> [Provided records]
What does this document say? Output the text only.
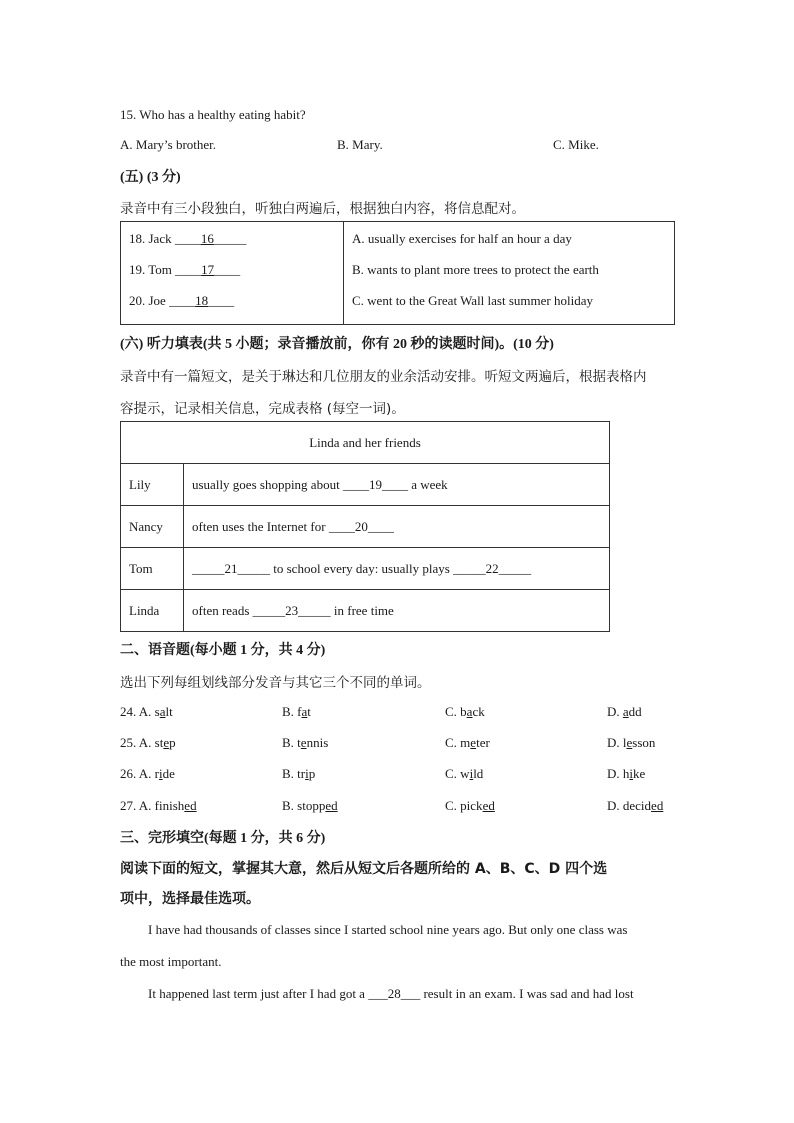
15. Who has a healthy eating habit?
A. Mary’s brother.	B. Mary.	C. Mike.
(五) (3 分)
录音中有三小段独白，听独白两遍后，根据独白内容，将信息配对。
18. Jack ____16_____
19. Tom ____17____
20. Joe ____18____

A. usually exercises for half an hour a day
B. wants to plant more trees to protect the earth
C. went to the Great Wall last summer holiday
(六) 听力填表(共 5 小题；录音播放前，你有 20 秒的读题时间)。(10 分)
录音中有一篇短文，是关于琳达和几位朋友的业余活动安排。听短文两遍后，根据表格内
容提示，记录相关信息，完成表格 (每空一词)。
Linda and her friends	
Lily	usually goes shopping about ____19____ a week
Nancy	often uses the Internet for ____20____
Tom	_____21_____ to school every day: usually plays _____22_____
Linda	often reads _____23_____ in free time
二、语音题(每小题 1 分，共 4 分)
选出下列每组划线部分发音与其它三个不同的单词。
24. A. salt	B. fat	C. back	D. add
25. A. step	B. tennis	C. meter	D. lesson
26. A. ride	B. trip	C. wild	D. hike
27. A. finished	B. stopped	C. picked	D. decided
三、完形填空(每题 1 分，共 6 分)
阅读下面的短文，掌握其大意，然后从短文后各题所给的 A、B、C、D 四个选
项中，选择最佳选项。
I have had thousands of classes since I started school nine years ago. But only one class was
the most important.
It happened last term just after I had got a ___28___ result in an exam. I was sad and had lost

> [Short exercise] Omit the pictures and output all of the other material exactly.

> [Full solution]
What does this document say? Output the text only.
15. Who has a healthy eating habit?
A. Mary’s brother.	B. Mary.	C. Mike.
(五) (3 分)
录音中有三小段独白，听独白两遍后，根据独白内容，将信息配对。
18. Jack ____16_____
19. Tom ____17____
20. Joe ____18____

A. usually exercises for half an hour a day
B. wants to plant more trees to protect the earth
C. went to the Great Wall last summer holiday
(六) 听力填表(共 5 小题；录音播放前，你有 20 秒的读题时间)。(10 分)
录音中有一篇短文，是关于琳达和几位朋友的业余活动安排。听短文两遍后，根据表格内
容提示，记录相关信息，完成表格 (每空一词)。
Linda and her friends	
Lily	usually goes shopping about ____19____ a week
Nancy	often uses the Internet for ____20____
Tom	_____21_____ to school every day: usually plays _____22_____
Linda	often reads _____23_____ in free time
二、语音题(每小题 1 分，共 4 分)
选出下列每组划线部分发音与其它三个不同的单词。
24. A. salt	B. fat	C. back	D. add
25. A. step	B. tennis	C. meter	D. lesson
26. A. ride	B. trip	C. wild	D. hike
27. A. finished	B. stopped	C. picked	D. decided
三、完形填空(每题 1 分，共 6 分)
阅读下面的短文，掌握其大意，然后从短文后各题所给的 A、B、C、D 四个选
项中，选择最佳选项。
I have had thousands of classes since I started school nine years ago. But only one class was
the most important.
It happened last term just after I had got a ___28___ result in an exam. I was sad and had lost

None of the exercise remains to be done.